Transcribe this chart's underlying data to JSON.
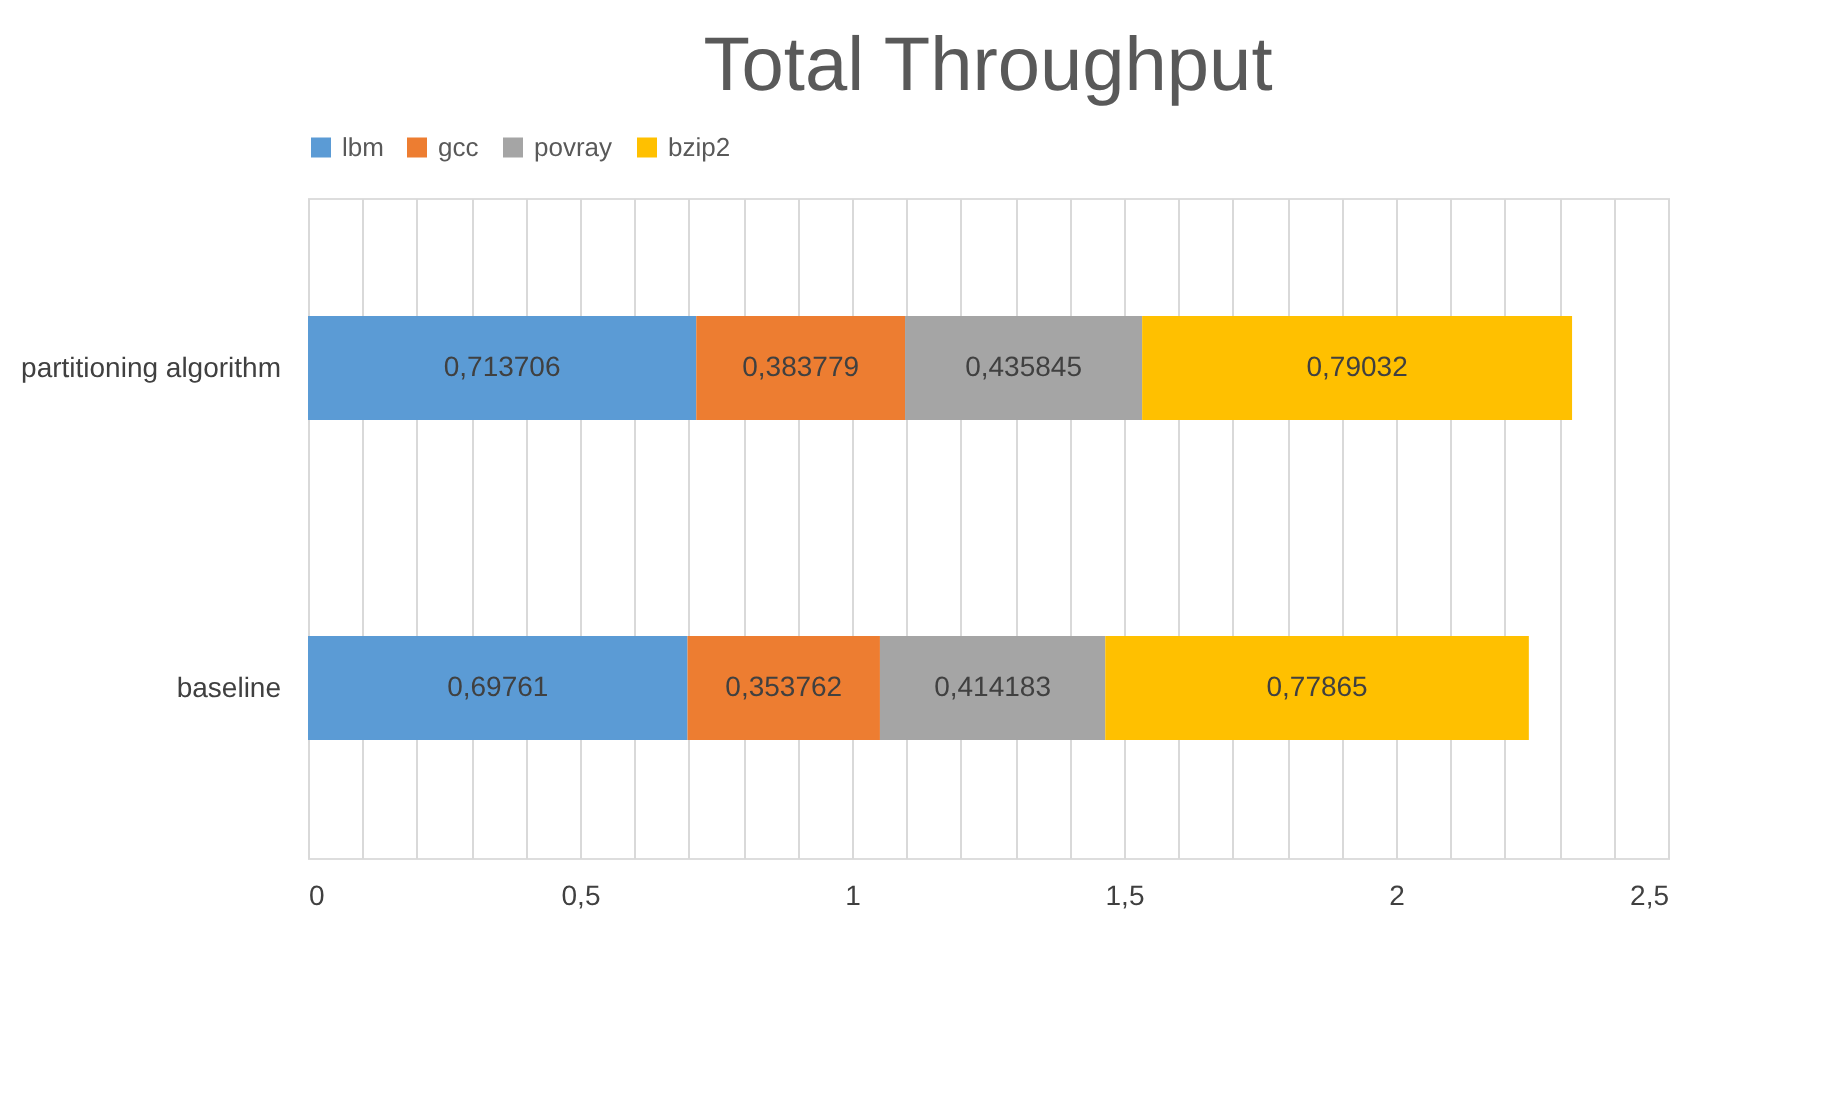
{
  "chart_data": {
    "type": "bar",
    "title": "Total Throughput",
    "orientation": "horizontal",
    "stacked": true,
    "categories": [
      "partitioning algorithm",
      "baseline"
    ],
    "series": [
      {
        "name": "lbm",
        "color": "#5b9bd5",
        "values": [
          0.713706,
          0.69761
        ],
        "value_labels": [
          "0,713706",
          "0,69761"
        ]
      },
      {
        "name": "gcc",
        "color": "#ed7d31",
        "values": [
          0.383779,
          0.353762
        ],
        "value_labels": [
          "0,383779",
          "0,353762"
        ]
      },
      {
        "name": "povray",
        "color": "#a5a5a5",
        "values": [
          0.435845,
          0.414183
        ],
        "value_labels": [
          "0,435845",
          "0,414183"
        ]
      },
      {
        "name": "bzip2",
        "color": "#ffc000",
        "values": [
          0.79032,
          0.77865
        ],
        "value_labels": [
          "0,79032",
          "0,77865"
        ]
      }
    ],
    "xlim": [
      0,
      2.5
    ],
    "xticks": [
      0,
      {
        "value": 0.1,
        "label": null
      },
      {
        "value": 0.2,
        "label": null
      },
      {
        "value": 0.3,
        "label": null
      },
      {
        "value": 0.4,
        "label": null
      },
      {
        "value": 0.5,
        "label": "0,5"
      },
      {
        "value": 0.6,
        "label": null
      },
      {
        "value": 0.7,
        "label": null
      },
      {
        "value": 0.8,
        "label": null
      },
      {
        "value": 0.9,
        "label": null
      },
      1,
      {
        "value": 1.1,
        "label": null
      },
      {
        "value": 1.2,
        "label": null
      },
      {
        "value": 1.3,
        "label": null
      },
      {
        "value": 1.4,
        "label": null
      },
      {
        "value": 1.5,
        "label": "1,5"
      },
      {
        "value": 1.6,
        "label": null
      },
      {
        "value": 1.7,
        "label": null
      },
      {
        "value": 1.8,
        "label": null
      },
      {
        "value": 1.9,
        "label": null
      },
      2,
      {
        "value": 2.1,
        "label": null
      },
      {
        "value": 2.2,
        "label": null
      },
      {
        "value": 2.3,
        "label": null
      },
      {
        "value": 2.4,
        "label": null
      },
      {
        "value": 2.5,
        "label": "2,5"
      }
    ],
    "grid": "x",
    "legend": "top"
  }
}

■ Aim
Indicate how many lines of the material contain the string "name", giving the number and nothing more.

■ Correct answer
4